(Stored records)
>>>
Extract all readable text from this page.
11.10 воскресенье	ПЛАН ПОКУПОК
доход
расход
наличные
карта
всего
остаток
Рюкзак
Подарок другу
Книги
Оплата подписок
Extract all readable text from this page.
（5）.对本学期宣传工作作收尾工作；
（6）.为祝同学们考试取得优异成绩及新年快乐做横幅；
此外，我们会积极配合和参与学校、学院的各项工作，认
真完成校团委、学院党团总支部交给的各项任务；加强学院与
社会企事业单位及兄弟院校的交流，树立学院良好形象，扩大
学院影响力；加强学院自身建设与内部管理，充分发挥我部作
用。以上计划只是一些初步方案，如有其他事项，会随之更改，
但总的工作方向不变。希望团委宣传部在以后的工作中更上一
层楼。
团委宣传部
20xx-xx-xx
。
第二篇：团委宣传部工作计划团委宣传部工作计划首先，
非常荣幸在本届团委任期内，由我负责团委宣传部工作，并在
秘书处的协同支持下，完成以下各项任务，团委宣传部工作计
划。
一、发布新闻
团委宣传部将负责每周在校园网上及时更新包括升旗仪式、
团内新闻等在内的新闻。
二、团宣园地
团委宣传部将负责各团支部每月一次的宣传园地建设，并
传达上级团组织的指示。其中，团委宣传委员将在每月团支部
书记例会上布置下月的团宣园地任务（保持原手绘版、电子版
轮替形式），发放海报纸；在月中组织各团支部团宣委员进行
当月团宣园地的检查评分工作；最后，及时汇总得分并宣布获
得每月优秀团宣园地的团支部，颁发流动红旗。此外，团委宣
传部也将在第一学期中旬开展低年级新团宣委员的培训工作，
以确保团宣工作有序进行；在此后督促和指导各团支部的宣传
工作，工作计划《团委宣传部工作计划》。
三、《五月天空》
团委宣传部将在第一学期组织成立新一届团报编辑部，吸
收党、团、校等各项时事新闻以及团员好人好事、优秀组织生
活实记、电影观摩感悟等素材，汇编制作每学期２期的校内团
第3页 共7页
<<<
**WHAT IS ASKED**
Retype the whole listing above exactly.

**WRITTEN ANSWER**
Extract all readable text from this page.
11.10 воскресенье	ПЛАН ПОКУПОК
доход
расход
наличные
карта
всего
остаток
Рюкзак
Подарок другу
Книги
Оплата подписок
Extract all readable text from this page.
（5）.对本学期宣传工作作收尾工作；
（6）.为祝同学们考试取得优异成绩及新年快乐做横幅；
此外，我们会积极配合和参与学校、学院的各项工作，认
真完成校团委、学院党团总支部交给的各项任务；加强学院与
社会企事业单位及兄弟院校的交流，树立学院良好形象，扩大
学院影响力；加强学院自身建设与内部管理，充分发挥我部作
用。以上计划只是一些初步方案，如有其他事项，会随之更改，
但总的工作方向不变。希望团委宣传部在以后的工作中更上一
层楼。
团委宣传部
20xx-xx-xx
。
第二篇：团委宣传部工作计划团委宣传部工作计划首先，
非常荣幸在本届团委任期内，由我负责团委宣传部工作，并在
秘书处的协同支持下，完成以下各项任务，团委宣传部工作计
划。
一、发布新闻
团委宣传部将负责每周在校园网上及时更新包括升旗仪式、
团内新闻等在内的新闻。
二、团宣园地
团委宣传部将负责各团支部每月一次的宣传园地建设，并
传达上级团组织的指示。其中，团委宣传委员将在每月团支部
书记例会上布置下月的团宣园地任务（保持原手绘版、电子版
轮替形式），发放海报纸；在月中组织各团支部团宣委员进行
当月团宣园地的检查评分工作；最后，及时汇总得分并宣布获
得每月优秀团宣园地的团支部，颁发流动红旗。此外，团委宣
传部也将在第一学期中旬开展低年级新团宣委员的培训工作，
以确保团宣工作有序进行；在此后督促和指导各团支部的宣传
工作，工作计划《团委宣传部工作计划》。
三、《五月天空》
团委宣传部将在第一学期组织成立新一届团报编辑部，吸
收党、团、校等各项时事新闻以及团员好人好事、优秀组织生
活实记、电影观摩感悟等素材，汇编制作每学期２期的校内团
第3页 共7页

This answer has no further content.